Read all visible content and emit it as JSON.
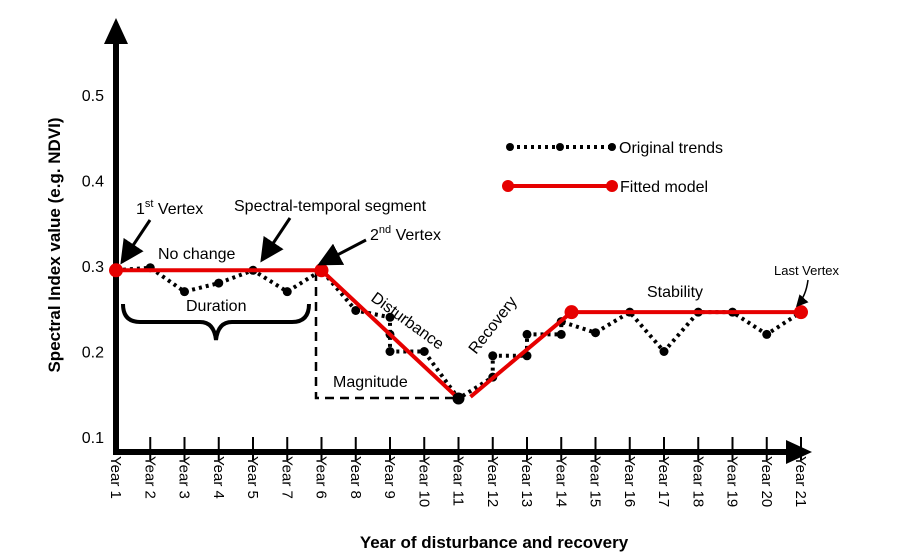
{
  "chart_data": {
    "type": "line",
    "title": "",
    "xlabel": "Year of disturbance and recovery",
    "ylabel": "Spectral Index value (e.g. NDVI)",
    "ylim": [
      0.1,
      0.55
    ],
    "yticks": [
      "0.1",
      "0.2",
      "0.3",
      "0.4",
      "0.5"
    ],
    "categories": [
      "Year 1",
      "Year 2",
      "Year 3",
      "Year 4",
      "Year 5",
      "Year 7",
      "Year 6",
      "Year 8",
      "Year 9",
      "Year 10",
      "Year 11",
      "Year 12",
      "Year 13",
      "Year 14",
      "Year 15",
      "Year 16",
      "Year 17",
      "Year 18",
      "Year 19",
      "Year 20",
      "Year 21"
    ],
    "legend": {
      "position": "top-right"
    },
    "series": [
      {
        "name": "Original trends",
        "color": "#000000",
        "style": "dotted",
        "points": [
          [
            0,
            0.295
          ],
          [
            1,
            0.298
          ],
          [
            2,
            0.27
          ],
          [
            3,
            0.28
          ],
          [
            4,
            0.295
          ],
          [
            5,
            0.27
          ],
          [
            6,
            0.295
          ],
          [
            7,
            0.248
          ],
          [
            8,
            0.24
          ],
          [
            8,
            0.22
          ],
          [
            8,
            0.2
          ],
          [
            9,
            0.2
          ],
          [
            10,
            0.145
          ],
          [
            11,
            0.17
          ],
          [
            11,
            0.195
          ],
          [
            12,
            0.195
          ],
          [
            12,
            0.22
          ],
          [
            13,
            0.22
          ],
          [
            13,
            0.235
          ],
          [
            14,
            0.222
          ],
          [
            15,
            0.246
          ],
          [
            16,
            0.2
          ],
          [
            17,
            0.246
          ],
          [
            18,
            0.246
          ],
          [
            19,
            0.22
          ],
          [
            20,
            0.246
          ]
        ]
      },
      {
        "name": "Fitted model",
        "color": "#e60000",
        "style": "solid",
        "points": [
          [
            0,
            0.295
          ],
          [
            6,
            0.295
          ],
          [
            10,
            0.145
          ],
          [
            13.3,
            0.246
          ],
          [
            20,
            0.246
          ]
        ]
      }
    ],
    "vertices": [
      [
        0,
        0.295
      ],
      [
        6,
        0.295
      ],
      [
        10,
        0.145
      ],
      [
        13.3,
        0.246
      ],
      [
        20,
        0.246
      ]
    ],
    "annotations": {
      "first_vertex": {
        "main": "1",
        "sup": "st",
        "rest": " Vertex"
      },
      "second_vertex": {
        "main": "2",
        "sup": "nd",
        "rest": " Vertex"
      },
      "segment": "Spectral-temporal segment",
      "no_change": "No change",
      "duration": "Duration",
      "disturbance": "Disturbance",
      "magnitude": "Magnitude",
      "recovery": "Recovery",
      "stability": "Stability",
      "last_vertex": "Last Vertex"
    }
  }
}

(What the task requires) Going through the data, tally the lines containing "recovery" and report only the result.

(Full output) 2